Instruction:
Give back the full listing verbatim, apart from its images.

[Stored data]

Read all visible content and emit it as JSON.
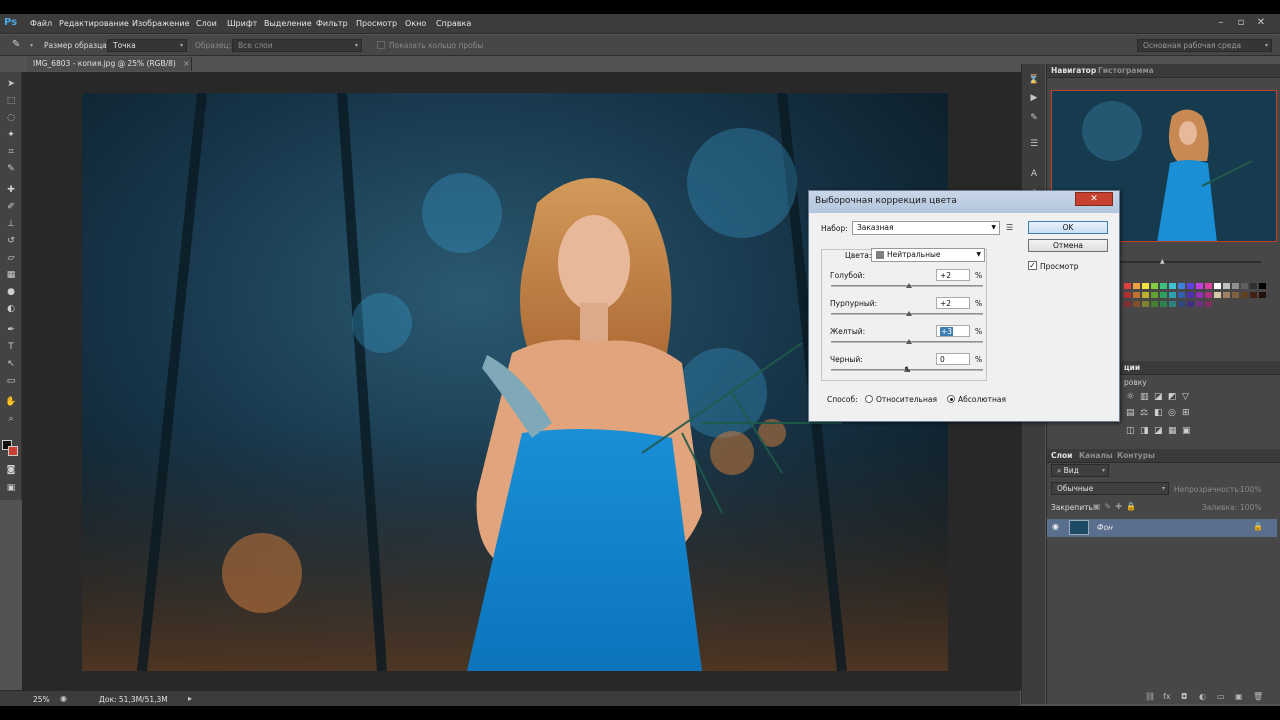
{
  "app": {
    "logo": "Ps",
    "menu": [
      "Файл",
      "Редактирование",
      "Изображение",
      "Слои",
      "Шрифт",
      "Выделение",
      "Фильтр",
      "Просмотр",
      "Окно",
      "Справка"
    ]
  },
  "options": {
    "sample_size_label": "Размер образца:",
    "sample_size_value": "Точка",
    "sample_label": "Образец:",
    "sample_value": "Все слои",
    "show_ring": "Показать кольцо пробы",
    "workspace": "Основная рабочая среда"
  },
  "document": {
    "tab_title": "IMG_6803 - копия.jpg @ 25% (RGB/8)",
    "tab_close": "×"
  },
  "status": {
    "zoom": "25%",
    "doc": "Док: 51,3M/51,3M"
  },
  "panels": {
    "navigator_tabs": [
      "Навигатор",
      "Гистограмма"
    ],
    "layers_tabs": [
      "Слои",
      "Каналы",
      "Контуры"
    ],
    "kind_label": "Вид",
    "blend_mode": "Обычные",
    "opacity_label": "Непрозрачность:",
    "opacity_value": "100%",
    "lock_label": "Закрепить:",
    "fill_label": "Заливка:",
    "fill_value": "100%",
    "layer_name": "Фон",
    "corrections_label": "ции",
    "presets_label": "ровку"
  },
  "dialog": {
    "title": "Выборочная коррекция цвета",
    "close": "✕",
    "preset_label": "Набор:",
    "preset_value": "Заказная",
    "colors_label": "Цвета:",
    "colors_value": "Нейтральные",
    "ok": "OK",
    "cancel": "Отмена",
    "preview_label": "Просмотр",
    "preview_checked": true,
    "sliders": [
      {
        "label": "Голубой:",
        "value": "+2",
        "unit": "%",
        "level": 0.51
      },
      {
        "label": "Пурпурный:",
        "value": "+2",
        "unit": "%",
        "level": 0.51
      },
      {
        "label": "Желтый:",
        "value": "+3",
        "unit": "%",
        "level": 0.515
      },
      {
        "label": "Черный:",
        "value": "0",
        "unit": "%",
        "level": 0.5
      }
    ],
    "method_label": "Способ:",
    "method_relative": "Относительная",
    "method_absolute": "Абсолютная",
    "method_selected": "absolute"
  },
  "colors": {
    "accent": "#3c7fb1",
    "close": "#c8402f",
    "selected_layer": "#5a6e8e"
  }
}
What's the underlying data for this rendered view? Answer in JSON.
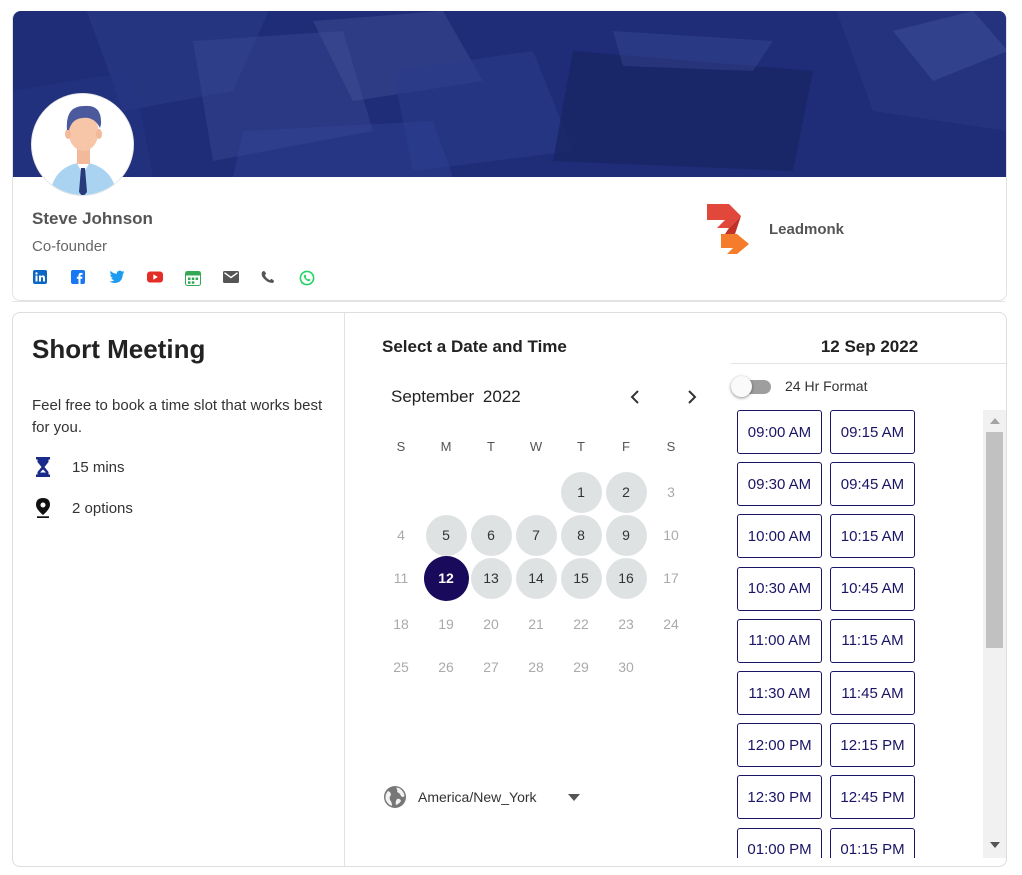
{
  "profile": {
    "name": "Steve Johnson",
    "title": "Co-founder",
    "company": "Leadmonk",
    "social_icons": [
      "linkedin-icon",
      "facebook-icon",
      "twitter-icon",
      "youtube-icon",
      "calendar-icon",
      "email-icon",
      "phone-icon",
      "whatsapp-icon"
    ],
    "banner_color": "#1f2d78"
  },
  "meeting": {
    "title": "Short Meeting",
    "description": "Feel free to book a time slot that works best for you.",
    "duration": "15 mins",
    "location": "2 options"
  },
  "calendar": {
    "heading": "Select a Date and Time",
    "month": "September",
    "year": "2022",
    "weekdays": [
      "S",
      "M",
      "T",
      "W",
      "T",
      "F",
      "S"
    ],
    "weeks": [
      [
        null,
        null,
        null,
        null,
        "1",
        "2",
        "3"
      ],
      [
        "4",
        "5",
        "6",
        "7",
        "8",
        "9",
        "10"
      ],
      [
        "11",
        "12",
        "13",
        "14",
        "15",
        "16",
        "17"
      ],
      [
        "18",
        "19",
        "20",
        "21",
        "22",
        "23",
        "24"
      ],
      [
        "25",
        "26",
        "27",
        "28",
        "29",
        "30",
        null
      ]
    ],
    "available_days": [
      "1",
      "2",
      "5",
      "6",
      "7",
      "8",
      "9",
      "12",
      "13",
      "14",
      "15",
      "16"
    ],
    "selected_day": "12",
    "selected_color": "#1a0a5c",
    "timezone": "America/New_York"
  },
  "slots_panel": {
    "date_label": "12 Sep 2022",
    "format_label": "24 Hr Format",
    "format_24h": false,
    "accent_color": "#1a1466",
    "slots": [
      "09:00 AM",
      "09:15 AM",
      "09:30 AM",
      "09:45 AM",
      "10:00 AM",
      "10:15 AM",
      "10:30 AM",
      "10:45 AM",
      "11:00 AM",
      "11:15 AM",
      "11:30 AM",
      "11:45 AM",
      "12:00 PM",
      "12:15 PM",
      "12:30 PM",
      "12:45 PM",
      "01:00 PM",
      "01:15 PM"
    ]
  }
}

Correct result:
Read all visible content and emit it as JSON.
{
  "app": {
    "logo": "Ps",
    "menu": [
      "Файл",
      "Редактирование",
      "Изображение",
      "Слои",
      "Шрифт",
      "Выделение",
      "Фильтр",
      "Просмотр",
      "Окно",
      "Справка"
    ]
  },
  "options": {
    "sample_size_label": "Размер образца:",
    "sample_size_value": "Точка",
    "sample_label": "Образец:",
    "sample_value": "Все слои",
    "show_ring": "Показать кольцо пробы",
    "workspace": "Основная рабочая среда"
  },
  "document": {
    "tab_title": "IMG_6803 - копия.jpg @ 25% (RGB/8)",
    "tab_close": "×"
  },
  "status": {
    "zoom": "25%",
    "doc": "Док: 51,3M/51,3M"
  },
  "panels": {
    "navigator_tabs": [
      "Навигатор",
      "Гистограмма"
    ],
    "layers_tabs": [
      "Слои",
      "Каналы",
      "Контуры"
    ],
    "kind_label": "Вид",
    "blend_mode": "Обычные",
    "opacity_label": "Непрозрачность:",
    "opacity_value": "100%",
    "lock_label": "Закрепить:",
    "fill_label": "Заливка:",
    "fill_value": "100%",
    "layer_name": "Фон",
    "corrections_label": "ции",
    "presets_label": "ровку"
  },
  "dialog": {
    "title": "Выборочная коррекция цвета",
    "close": "✕",
    "preset_label": "Набор:",
    "preset_value": "Заказная",
    "colors_label": "Цвета:",
    "colors_value": "Нейтральные",
    "ok": "OK",
    "cancel": "Отмена",
    "preview_label": "Просмотр",
    "preview_checked": true,
    "sliders": [
      {
        "label": "Голубой:",
        "value": "+2",
        "unit": "%",
        "level": 0.51
      },
      {
        "label": "Пурпурный:",
        "value": "+2",
        "unit": "%",
        "level": 0.51
      },
      {
        "label": "Желтый:",
        "value": "+3",
        "unit": "%",
        "level": 0.515
      },
      {
        "label": "Черный:",
        "value": "0",
        "unit": "%",
        "level": 0.5
      }
    ],
    "method_label": "Способ:",
    "method_relative": "Относительная",
    "method_absolute": "Абсолютная",
    "method_selected": "absolute"
  },
  "colors": {
    "accent": "#3c7fb1",
    "close": "#c8402f",
    "selected_layer": "#5a6e8e"
  }
}
What's the underlying data for this rendered view? Answer in JSON.
{
  "profile": {
    "name": "Steve Johnson",
    "title": "Co-founder",
    "company": "Leadmonk",
    "social_icons": [
      "linkedin-icon",
      "facebook-icon",
      "twitter-icon",
      "youtube-icon",
      "calendar-icon",
      "email-icon",
      "phone-icon",
      "whatsapp-icon"
    ],
    "banner_color": "#1f2d78"
  },
  "meeting": {
    "title": "Short Meeting",
    "description": "Feel free to book a time slot that works best for you.",
    "duration": "15 mins",
    "location": "2 options"
  },
  "calendar": {
    "heading": "Select a Date and Time",
    "month": "September",
    "year": "2022",
    "weekdays": [
      "S",
      "M",
      "T",
      "W",
      "T",
      "F",
      "S"
    ],
    "weeks": [
      [
        null,
        null,
        null,
        null,
        "1",
        "2",
        "3"
      ],
      [
        "4",
        "5",
        "6",
        "7",
        "8",
        "9",
        "10"
      ],
      [
        "11",
        "12",
        "13",
        "14",
        "15",
        "16",
        "17"
      ],
      [
        "18",
        "19",
        "20",
        "21",
        "22",
        "23",
        "24"
      ],
      [
        "25",
        "26",
        "27",
        "28",
        "29",
        "30",
        null
      ]
    ],
    "available_days": [
      "1",
      "2",
      "5",
      "6",
      "7",
      "8",
      "9",
      "12",
      "13",
      "14",
      "15",
      "16"
    ],
    "selected_day": "12",
    "selected_color": "#1a0a5c",
    "timezone": "America/New_York"
  },
  "slots_panel": {
    "date_label": "12 Sep 2022",
    "format_label": "24 Hr Format",
    "format_24h": false,
    "accent_color": "#1a1466",
    "slots": [
      "09:00 AM",
      "09:15 AM",
      "09:30 AM",
      "09:45 AM",
      "10:00 AM",
      "10:15 AM",
      "10:30 AM",
      "10:45 AM",
      "11:00 AM",
      "11:15 AM",
      "11:30 AM",
      "11:45 AM",
      "12:00 PM",
      "12:15 PM",
      "12:30 PM",
      "12:45 PM",
      "01:00 PM",
      "01:15 PM"
    ]
  }
}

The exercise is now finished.